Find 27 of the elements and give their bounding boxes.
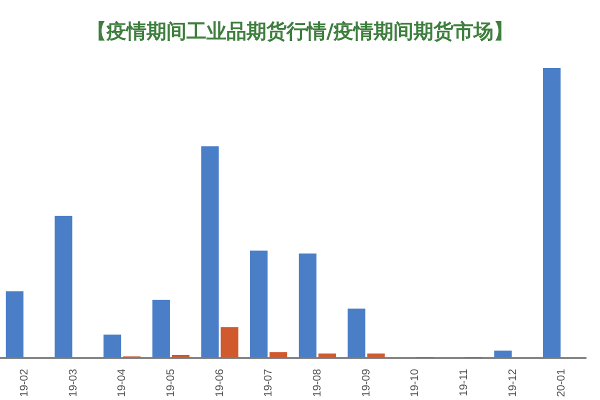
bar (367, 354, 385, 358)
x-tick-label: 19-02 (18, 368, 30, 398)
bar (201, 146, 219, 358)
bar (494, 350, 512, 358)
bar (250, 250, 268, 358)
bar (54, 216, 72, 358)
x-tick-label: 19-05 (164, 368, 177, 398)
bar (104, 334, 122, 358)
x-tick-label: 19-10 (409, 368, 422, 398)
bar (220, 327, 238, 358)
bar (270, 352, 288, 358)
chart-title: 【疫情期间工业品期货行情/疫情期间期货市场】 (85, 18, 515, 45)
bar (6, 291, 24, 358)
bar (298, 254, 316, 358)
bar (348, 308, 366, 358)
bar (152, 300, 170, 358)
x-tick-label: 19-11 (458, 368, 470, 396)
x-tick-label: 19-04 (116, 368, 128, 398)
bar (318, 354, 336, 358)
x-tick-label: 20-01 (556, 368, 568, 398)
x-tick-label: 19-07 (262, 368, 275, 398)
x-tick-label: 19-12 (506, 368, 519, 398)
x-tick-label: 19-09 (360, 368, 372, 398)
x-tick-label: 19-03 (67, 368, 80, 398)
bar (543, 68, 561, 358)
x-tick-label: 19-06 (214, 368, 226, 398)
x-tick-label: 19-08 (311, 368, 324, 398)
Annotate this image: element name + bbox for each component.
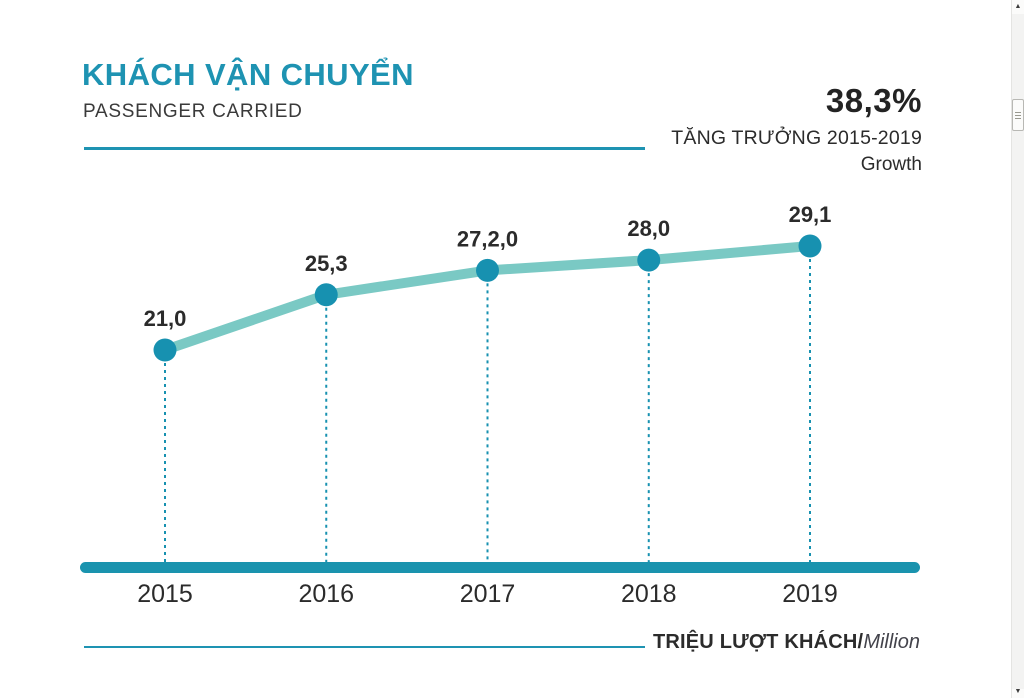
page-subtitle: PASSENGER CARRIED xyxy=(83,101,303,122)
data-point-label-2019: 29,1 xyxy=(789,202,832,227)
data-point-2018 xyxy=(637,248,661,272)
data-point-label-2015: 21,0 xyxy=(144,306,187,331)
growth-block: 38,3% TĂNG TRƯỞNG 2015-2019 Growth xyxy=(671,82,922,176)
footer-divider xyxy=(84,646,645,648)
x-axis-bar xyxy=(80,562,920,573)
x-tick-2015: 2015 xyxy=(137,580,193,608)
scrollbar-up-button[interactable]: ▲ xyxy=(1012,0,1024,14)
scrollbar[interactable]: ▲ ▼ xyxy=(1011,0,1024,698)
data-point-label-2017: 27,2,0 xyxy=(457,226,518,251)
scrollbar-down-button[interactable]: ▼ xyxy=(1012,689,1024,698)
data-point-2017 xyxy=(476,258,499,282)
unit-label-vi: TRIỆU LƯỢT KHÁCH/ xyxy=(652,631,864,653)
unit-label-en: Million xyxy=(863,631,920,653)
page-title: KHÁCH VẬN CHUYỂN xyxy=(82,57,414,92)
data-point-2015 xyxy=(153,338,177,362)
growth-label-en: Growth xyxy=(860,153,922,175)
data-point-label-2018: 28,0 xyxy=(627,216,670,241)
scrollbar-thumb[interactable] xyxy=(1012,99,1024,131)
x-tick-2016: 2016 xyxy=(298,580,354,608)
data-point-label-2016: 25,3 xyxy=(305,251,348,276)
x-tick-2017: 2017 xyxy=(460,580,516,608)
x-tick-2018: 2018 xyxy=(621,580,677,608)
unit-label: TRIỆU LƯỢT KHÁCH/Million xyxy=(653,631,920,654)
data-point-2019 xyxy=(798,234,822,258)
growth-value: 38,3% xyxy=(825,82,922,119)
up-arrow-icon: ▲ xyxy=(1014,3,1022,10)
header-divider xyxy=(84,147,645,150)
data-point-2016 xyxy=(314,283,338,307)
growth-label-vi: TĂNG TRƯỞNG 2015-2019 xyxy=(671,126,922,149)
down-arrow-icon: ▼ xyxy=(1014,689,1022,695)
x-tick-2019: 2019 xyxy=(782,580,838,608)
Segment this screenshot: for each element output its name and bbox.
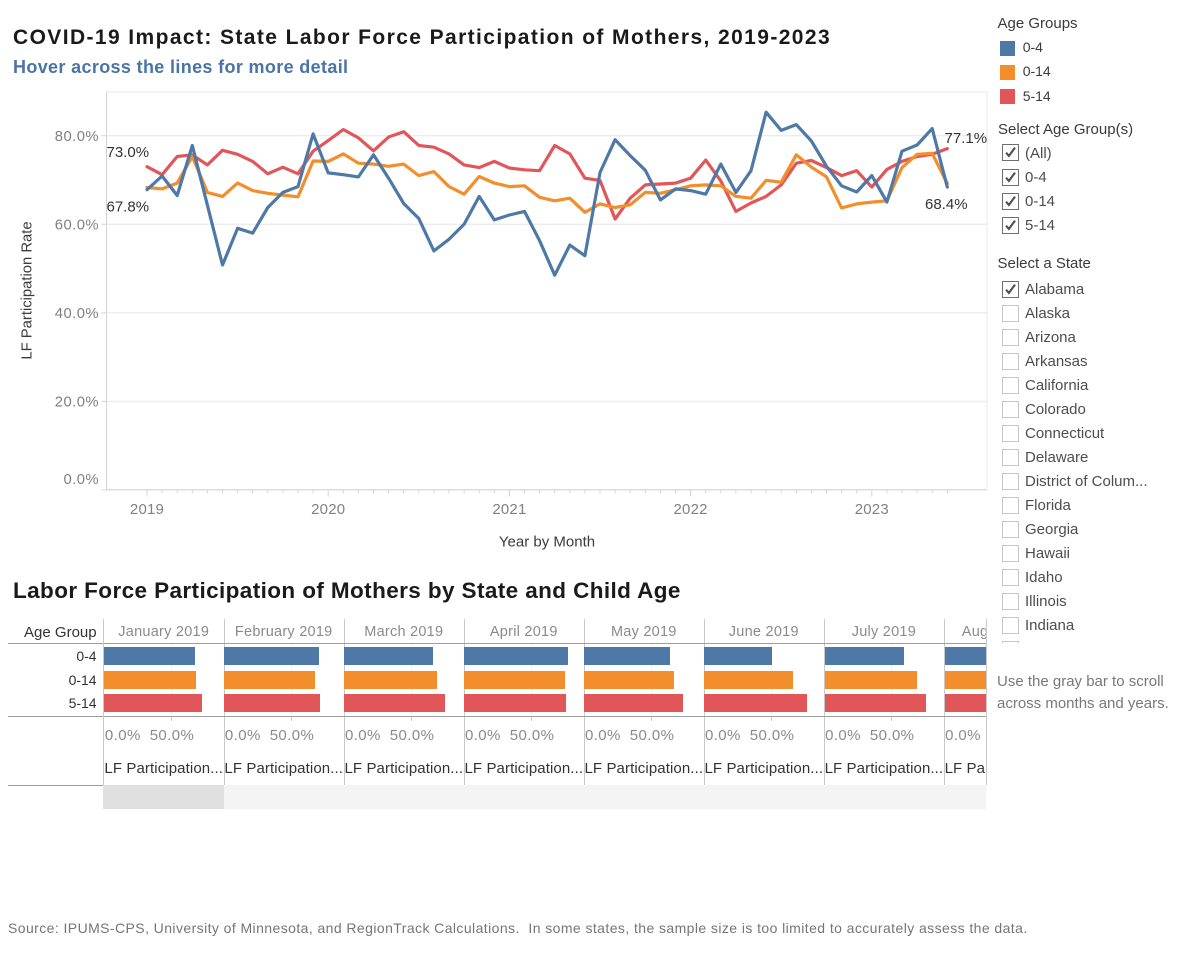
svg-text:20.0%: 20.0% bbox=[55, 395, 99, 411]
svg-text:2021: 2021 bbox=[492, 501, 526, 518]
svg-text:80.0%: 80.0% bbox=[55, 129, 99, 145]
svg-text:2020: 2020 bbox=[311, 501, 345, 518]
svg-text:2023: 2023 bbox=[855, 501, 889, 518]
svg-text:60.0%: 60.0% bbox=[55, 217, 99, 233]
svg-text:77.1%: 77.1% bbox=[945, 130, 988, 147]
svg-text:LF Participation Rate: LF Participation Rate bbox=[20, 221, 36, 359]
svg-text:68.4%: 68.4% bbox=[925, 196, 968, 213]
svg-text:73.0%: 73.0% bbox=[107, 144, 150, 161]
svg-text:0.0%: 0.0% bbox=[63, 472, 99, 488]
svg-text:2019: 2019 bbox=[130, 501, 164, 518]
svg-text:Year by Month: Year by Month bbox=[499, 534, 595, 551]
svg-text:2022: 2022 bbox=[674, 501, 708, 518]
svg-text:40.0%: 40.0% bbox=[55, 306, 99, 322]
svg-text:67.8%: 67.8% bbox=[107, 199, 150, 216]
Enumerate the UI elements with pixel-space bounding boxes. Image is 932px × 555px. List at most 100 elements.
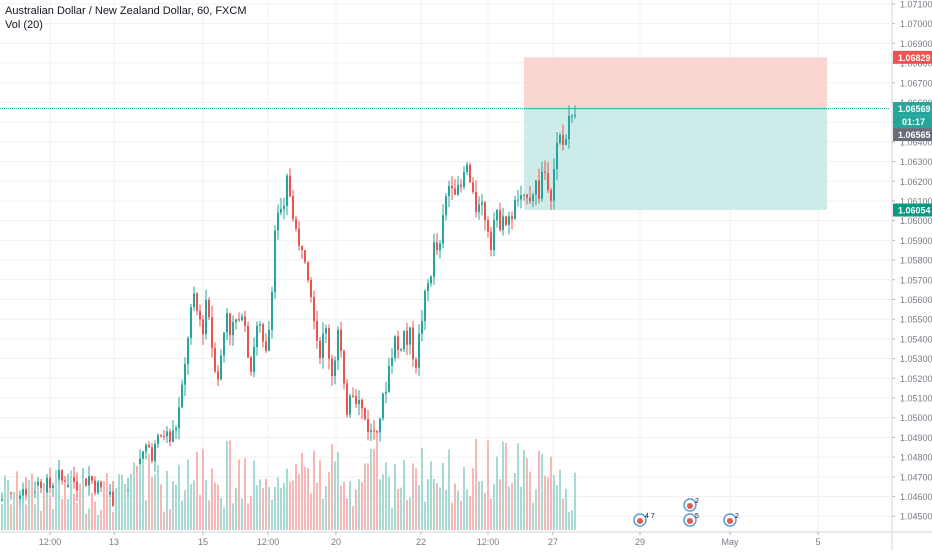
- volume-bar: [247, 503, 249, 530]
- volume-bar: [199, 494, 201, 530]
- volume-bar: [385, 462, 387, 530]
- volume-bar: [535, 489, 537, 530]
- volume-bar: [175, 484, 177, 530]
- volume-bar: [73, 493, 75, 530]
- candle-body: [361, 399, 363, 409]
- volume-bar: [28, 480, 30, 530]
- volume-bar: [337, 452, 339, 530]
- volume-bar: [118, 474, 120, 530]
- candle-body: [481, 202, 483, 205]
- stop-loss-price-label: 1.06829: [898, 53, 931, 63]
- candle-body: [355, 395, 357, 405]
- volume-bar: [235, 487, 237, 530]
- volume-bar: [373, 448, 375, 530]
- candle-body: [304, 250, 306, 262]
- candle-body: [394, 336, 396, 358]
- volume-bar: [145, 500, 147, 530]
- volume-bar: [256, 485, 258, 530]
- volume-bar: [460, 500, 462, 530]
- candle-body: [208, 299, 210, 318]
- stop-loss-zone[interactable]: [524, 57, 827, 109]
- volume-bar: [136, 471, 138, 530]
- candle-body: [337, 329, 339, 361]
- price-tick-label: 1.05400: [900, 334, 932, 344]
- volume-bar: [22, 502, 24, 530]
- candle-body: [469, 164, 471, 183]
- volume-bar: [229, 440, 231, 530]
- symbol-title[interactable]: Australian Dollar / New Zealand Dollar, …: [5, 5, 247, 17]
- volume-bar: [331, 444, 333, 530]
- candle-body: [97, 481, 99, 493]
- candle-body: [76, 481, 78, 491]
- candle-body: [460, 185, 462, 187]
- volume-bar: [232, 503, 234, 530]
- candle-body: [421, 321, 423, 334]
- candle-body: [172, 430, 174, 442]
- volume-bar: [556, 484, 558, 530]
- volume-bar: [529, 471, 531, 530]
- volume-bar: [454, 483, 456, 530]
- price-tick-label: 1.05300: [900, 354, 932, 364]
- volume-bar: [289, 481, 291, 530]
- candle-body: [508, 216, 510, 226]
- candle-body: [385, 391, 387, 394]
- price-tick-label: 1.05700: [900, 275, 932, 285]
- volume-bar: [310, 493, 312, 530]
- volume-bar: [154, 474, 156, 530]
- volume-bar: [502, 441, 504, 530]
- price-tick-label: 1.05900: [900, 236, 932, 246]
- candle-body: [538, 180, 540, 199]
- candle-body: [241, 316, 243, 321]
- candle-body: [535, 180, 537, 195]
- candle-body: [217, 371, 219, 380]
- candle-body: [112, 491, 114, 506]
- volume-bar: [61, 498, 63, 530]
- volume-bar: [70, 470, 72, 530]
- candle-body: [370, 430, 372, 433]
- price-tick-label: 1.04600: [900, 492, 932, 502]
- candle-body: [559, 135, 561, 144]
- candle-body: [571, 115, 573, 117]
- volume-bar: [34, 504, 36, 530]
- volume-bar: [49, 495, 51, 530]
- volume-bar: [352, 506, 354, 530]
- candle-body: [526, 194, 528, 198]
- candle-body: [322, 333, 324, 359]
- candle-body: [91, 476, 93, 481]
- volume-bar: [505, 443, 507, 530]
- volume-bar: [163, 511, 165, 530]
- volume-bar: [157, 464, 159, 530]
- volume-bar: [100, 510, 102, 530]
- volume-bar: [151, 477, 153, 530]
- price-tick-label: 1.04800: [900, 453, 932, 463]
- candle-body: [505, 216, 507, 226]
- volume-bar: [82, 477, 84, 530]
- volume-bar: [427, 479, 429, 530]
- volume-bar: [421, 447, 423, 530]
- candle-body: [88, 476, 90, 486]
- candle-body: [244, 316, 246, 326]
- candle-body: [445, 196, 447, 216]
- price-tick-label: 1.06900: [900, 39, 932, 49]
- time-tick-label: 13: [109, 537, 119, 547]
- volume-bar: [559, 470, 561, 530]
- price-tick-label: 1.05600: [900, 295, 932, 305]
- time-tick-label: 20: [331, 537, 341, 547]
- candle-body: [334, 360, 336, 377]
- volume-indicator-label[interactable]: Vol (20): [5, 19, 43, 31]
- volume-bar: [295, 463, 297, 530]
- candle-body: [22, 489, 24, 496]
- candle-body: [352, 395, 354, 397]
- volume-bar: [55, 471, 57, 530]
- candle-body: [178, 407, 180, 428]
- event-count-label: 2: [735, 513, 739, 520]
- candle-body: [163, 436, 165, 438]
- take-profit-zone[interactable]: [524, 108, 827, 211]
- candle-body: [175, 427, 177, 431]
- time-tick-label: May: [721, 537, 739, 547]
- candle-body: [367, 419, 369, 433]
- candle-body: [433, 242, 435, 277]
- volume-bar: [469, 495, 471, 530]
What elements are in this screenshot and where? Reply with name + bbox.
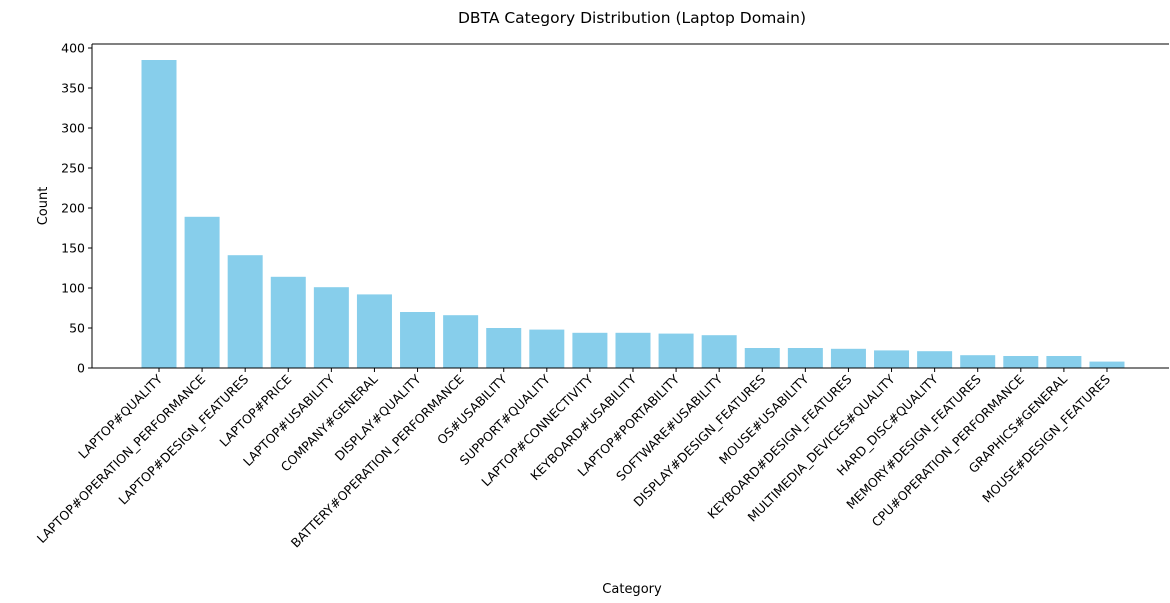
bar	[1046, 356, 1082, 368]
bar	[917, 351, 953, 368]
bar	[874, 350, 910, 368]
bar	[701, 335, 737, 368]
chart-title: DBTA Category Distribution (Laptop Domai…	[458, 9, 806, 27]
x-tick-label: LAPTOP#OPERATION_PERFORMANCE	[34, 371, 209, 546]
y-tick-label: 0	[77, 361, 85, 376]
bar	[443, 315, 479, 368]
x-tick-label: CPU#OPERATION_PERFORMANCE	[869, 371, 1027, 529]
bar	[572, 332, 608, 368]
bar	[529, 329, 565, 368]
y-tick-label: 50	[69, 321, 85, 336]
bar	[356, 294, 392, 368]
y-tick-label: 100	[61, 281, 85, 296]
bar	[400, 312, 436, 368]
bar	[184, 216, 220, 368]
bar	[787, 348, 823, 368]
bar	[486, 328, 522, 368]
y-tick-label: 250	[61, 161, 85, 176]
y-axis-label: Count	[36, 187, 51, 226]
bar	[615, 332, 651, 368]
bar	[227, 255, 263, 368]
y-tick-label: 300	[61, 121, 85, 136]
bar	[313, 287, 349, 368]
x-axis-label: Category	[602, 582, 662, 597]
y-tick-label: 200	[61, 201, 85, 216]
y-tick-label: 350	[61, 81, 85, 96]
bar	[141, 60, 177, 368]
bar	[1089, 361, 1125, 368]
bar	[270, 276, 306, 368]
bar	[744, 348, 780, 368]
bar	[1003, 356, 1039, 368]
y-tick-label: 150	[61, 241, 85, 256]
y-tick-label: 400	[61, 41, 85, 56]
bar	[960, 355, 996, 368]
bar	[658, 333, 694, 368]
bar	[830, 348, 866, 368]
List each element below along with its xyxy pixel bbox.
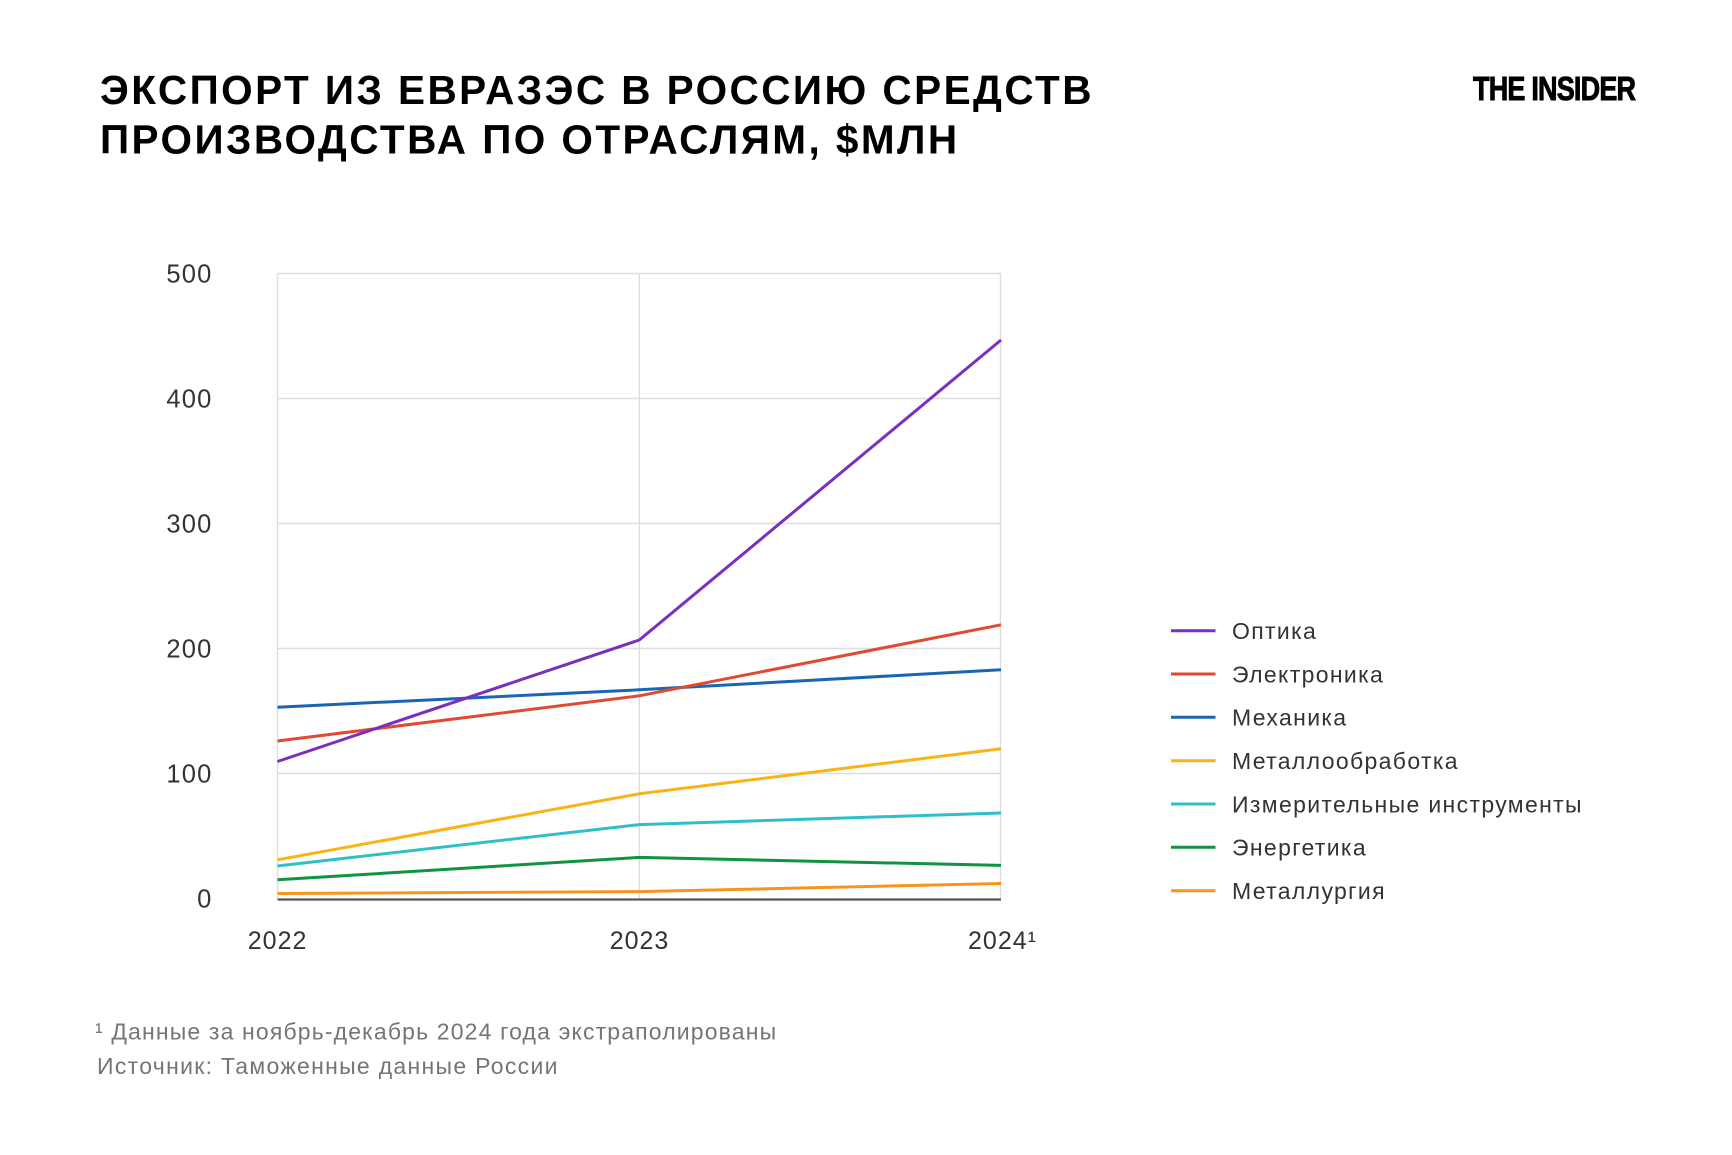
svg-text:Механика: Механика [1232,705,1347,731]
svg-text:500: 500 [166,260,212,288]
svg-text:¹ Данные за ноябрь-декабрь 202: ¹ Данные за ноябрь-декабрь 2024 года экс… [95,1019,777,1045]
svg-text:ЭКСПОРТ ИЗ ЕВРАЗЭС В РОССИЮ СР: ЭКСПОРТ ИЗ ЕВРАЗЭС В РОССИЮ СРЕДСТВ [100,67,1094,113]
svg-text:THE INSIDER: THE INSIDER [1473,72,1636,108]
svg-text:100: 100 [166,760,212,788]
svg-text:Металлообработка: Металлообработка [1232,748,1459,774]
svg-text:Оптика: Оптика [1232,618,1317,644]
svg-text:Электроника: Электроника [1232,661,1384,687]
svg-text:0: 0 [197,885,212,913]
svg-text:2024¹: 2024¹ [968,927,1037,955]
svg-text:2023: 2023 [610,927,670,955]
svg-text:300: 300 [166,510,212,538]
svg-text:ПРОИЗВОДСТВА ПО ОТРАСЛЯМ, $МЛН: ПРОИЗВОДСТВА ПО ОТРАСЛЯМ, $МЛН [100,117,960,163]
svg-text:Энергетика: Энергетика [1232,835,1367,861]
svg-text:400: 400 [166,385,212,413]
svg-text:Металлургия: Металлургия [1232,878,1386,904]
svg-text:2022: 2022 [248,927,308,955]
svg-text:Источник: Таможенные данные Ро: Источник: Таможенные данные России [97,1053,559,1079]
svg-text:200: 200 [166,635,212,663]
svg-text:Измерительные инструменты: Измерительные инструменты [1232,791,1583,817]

═══

▶ _SHORT PROBLEM_:
Could you retype the material word for word, from its very first line through the line containing "Annotate this image: element", with both of those lines included and the pictures left out?

▶ _ANSWER TO THIS TASK_:
Find 27 of the elements and give their bounding boxes.
bar (367, 354, 385, 358)
x-tick-label: 19-02 (18, 368, 30, 398)
bar (201, 146, 219, 358)
bar (494, 350, 512, 358)
bar (250, 250, 268, 358)
bar (54, 216, 72, 358)
x-tick-label: 19-05 (164, 368, 177, 398)
bar (104, 334, 122, 358)
x-tick-label: 19-10 (409, 368, 422, 398)
bar (220, 327, 238, 358)
bar (270, 352, 288, 358)
chart-title: 【疫情期间工业品期货行情/疫情期间期货市场】 (85, 18, 515, 45)
bar (6, 291, 24, 358)
bar (298, 254, 316, 358)
bar (348, 308, 366, 358)
bar (152, 300, 170, 358)
x-tick-label: 19-11 (458, 368, 470, 396)
x-tick-label: 19-04 (116, 368, 128, 398)
bar (318, 354, 336, 358)
x-tick-label: 20-01 (556, 368, 568, 398)
x-tick-label: 19-07 (262, 368, 275, 398)
x-tick-label: 19-12 (506, 368, 519, 398)
x-tick-label: 19-09 (360, 368, 372, 398)
x-tick-label: 19-03 (67, 368, 80, 398)
bar (543, 68, 561, 358)
x-tick-label: 19-06 (214, 368, 226, 398)
x-tick-label: 19-08 (311, 368, 324, 398)
Annotate this image: element name + bbox for each component.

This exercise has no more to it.